[Data records]
--------------------------------

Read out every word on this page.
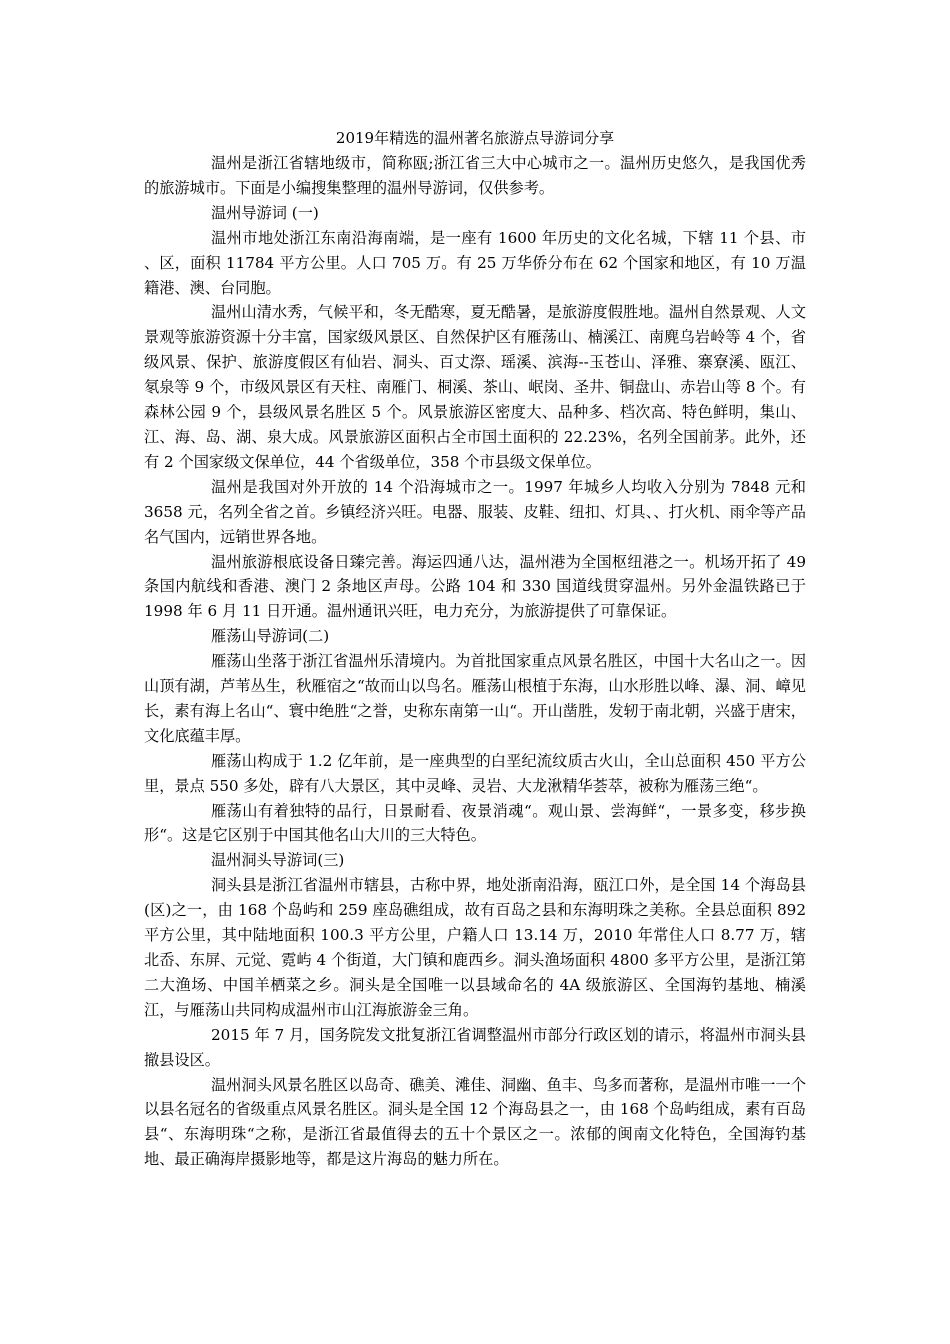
2019年精选的温州著名旅游点导游词分享

温州是浙江省辖地级市，简称瓯;浙江省三大中心城市之一。温州历史悠久，是我国优秀的旅游城市。下面是小编搜集整理的温州导游词，仅供参考。

温州导游词 (一)

温州市地处浙江东南沿海南端，是一座有 1600 年历史的文化名城，下辖 11 个县、市 、区，面积 11784 平方公里。人口 705 万。有 25 万华侨分布在 62 个国家和地区，有 10 万温籍港、澳、台同胞。

温州山清水秀，气候平和，冬无酷寒，夏无酷暑，是旅游度假胜地。温州自然景观、人文景观等旅游资源十分丰富，国家级风景区、自然保护区有雁荡山、楠溪江、南麂乌岩岭等 4 个，省级风景、保护、旅游度假区有仙岩、洞头、百丈漈、瑶溪、滨海--玉苍山、泽雅、寨寮溪、瓯江、氡泉等 9 个，市级风景区有天柱、南雁门、桐溪、茶山、岷岗、圣井、铜盘山、赤岩山等 8 个。有森林公园 9 个，县级风景名胜区 5 个。风景旅游区密度大、品种多、档次高、特色鲜明，集山、江、海、岛、湖、泉大成。风景旅游区面积占全市国土面积的 22.23%，名列全国前茅。此外，还有 2 个国家级文保单位，44 个省级单位，358 个市县级文保单位。

温州是我国对外开放的 14 个沿海城市之一。1997 年城乡人均收入分别为 7848 元和 3658 元，名列全省之首。乡镇经济兴旺。电器、服装、皮鞋、纽扣、灯具、、打火机、雨伞等产品名气国内，远销世界各地。

温州旅游根底设备日臻完善。海运四通八达，温州港为全国枢纽港之一。机场开拓了 49 条国内航线和香港、澳门 2 条地区声母。公路 104 和 330 国道线贯穿温州。另外金温铁路已于 1998 年 6 月 11 日开通。温州通讯兴旺，电力充分，为旅游提供了可靠保证。

雁荡山导游词(二)

雁荡山坐落于浙江省温州乐清境内。为首批国家重点风景名胜区，中国十大名山之一。因山顶有湖，芦苇丛生，秋雁宿之“故而山以鸟名。雁荡山根植于东海，山水形胜以峰、瀑、洞、嶂见长，素有海上名山“、寰中绝胜“之誉，史称东南第一山“。开山凿胜，发轫于南北朝，兴盛于唐宋，文化底蕴丰厚。

雁荡山构成于 1.2 亿年前，是一座典型的白垩纪流纹质古火山，全山总面积 450 平方公里，景点 550 多处，辟有八大景区，其中灵峰、灵岩、大龙湫精华荟萃，被称为雁荡三绝“。

雁荡山有着独特的品行，日景耐看、夜景消魂“。观山景、尝海鲜“，一景多变，移步换形“。这是它区别于中国其他名山大川的三大特色。

温州洞头导游词(三)

洞头县是浙江省温州市辖县，古称中界，地处浙南沿海，瓯江口外，是全国 14 个海岛县(区)之一，由 168 个岛屿和 259 座岛礁组成，故有百岛之县和东海明珠之美称。全县总面积 892 平方公里，其中陆地面积 100.3 平方公里，户籍人口 13.14 万，2010 年常住人口 8.77 万，辖北岙、东屏、元觉、霓屿 4 个街道，大门镇和鹿西乡。洞头渔场面积 4800 多平方公里，是浙江第二大渔场、中国羊栖菜之乡。洞头是全国唯一以县域命名的 4A 级旅游区、全国海钓基地、楠溪江，与雁荡山共同构成温州市山江海旅游金三角。

2015 年 7 月，国务院发文批复浙江省调整温州市部分行政区划的请示，将温州市洞头县撤县设区。

温州洞头风景名胜区以岛奇、礁美、滩佳、洞幽、鱼丰、鸟多而著称，是温州市唯一一个以县名冠名的省级重点风景名胜区。洞头是全国 12 个海岛县之一，由 168 个岛屿组成，素有百岛县“、东海明珠“之称，是浙江省最值得去的五十个景区之一。浓郁的闽南文化特色，全国海钓基地、最正确海岸摄影地等，都是这片海岛的魅力所在。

--------------------------------

Short problem
Reproduce each line holding the word "平方公里".

Response to the task
温州市地处浙江东南沿海南端，是一座有 1600 年历史的文化名城，下辖 11 个县、市 、区，面积 11784 平方公里。人口 705 万。有 25 万华侨分布在 62 个国家和地区，有 10 万温籍港、澳、台同胞。
雁荡山构成于 1.2 亿年前，是一座典型的白垩纪流纹质古火山，全山总面积 450 平方公里，景点 550 多处，辟有八大景区，其中灵峰、灵岩、大龙湫精华荟萃，被称为雁荡三绝“。
洞头县是浙江省温州市辖县，古称中界，地处浙南沿海，瓯江口外，是全国 14 个海岛县(区)之一，由 168 个岛屿和 259 座岛礁组成，故有百岛之县和东海明珠之美称。全县总面积 892 平方公里，其中陆地面积 100.3 平方公里，户籍人口 13.14 万，2010 年常住人口 8.77 万，辖北岙、东屏、元觉、霓屿 4 个街道，大门镇和鹿西乡。洞头渔场面积 4800 多平方公里，是浙江第二大渔场、中国羊栖菜之乡。洞头是全国唯一以县域命名的 4A 级旅游区、全国海钓基地、楠溪江，与雁荡山共同构成温州市山江海旅游金三角。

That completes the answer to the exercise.